**Aim of the exercise:** Transcribe every line of the listing below without any deviation.

**Data to use:**
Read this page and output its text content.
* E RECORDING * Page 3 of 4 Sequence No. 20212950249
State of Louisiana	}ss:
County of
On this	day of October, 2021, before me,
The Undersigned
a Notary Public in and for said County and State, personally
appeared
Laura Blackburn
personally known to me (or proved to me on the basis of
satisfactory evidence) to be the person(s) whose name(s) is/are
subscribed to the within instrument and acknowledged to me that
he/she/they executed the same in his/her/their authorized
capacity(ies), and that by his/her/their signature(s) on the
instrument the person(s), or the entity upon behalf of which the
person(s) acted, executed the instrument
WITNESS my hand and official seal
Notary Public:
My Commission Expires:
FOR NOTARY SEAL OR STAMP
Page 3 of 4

**Answer to this exercise:**
Read this page and output its text content.
* E RECORDING * Page 3 of 4 Sequence No. 20212950249
State of Louisiana	}ss:
County of
On this	day of October, 2021, before me,
The Undersigned
a Notary Public in and for said County and State, personally
appeared
Laura Blackburn
personally known to me (or proved to me on the basis of
satisfactory evidence) to be the person(s) whose name(s) is/are
subscribed to the within instrument and acknowledged to me that
he/she/they executed the same in his/her/their authorized
capacity(ies), and that by his/her/their signature(s) on the
instrument the person(s), or the entity upon behalf of which the
person(s) acted, executed the instrument
WITNESS my hand and official seal
Notary Public:
My Commission Expires:
FOR NOTARY SEAL OR STAMP
Page 3 of 4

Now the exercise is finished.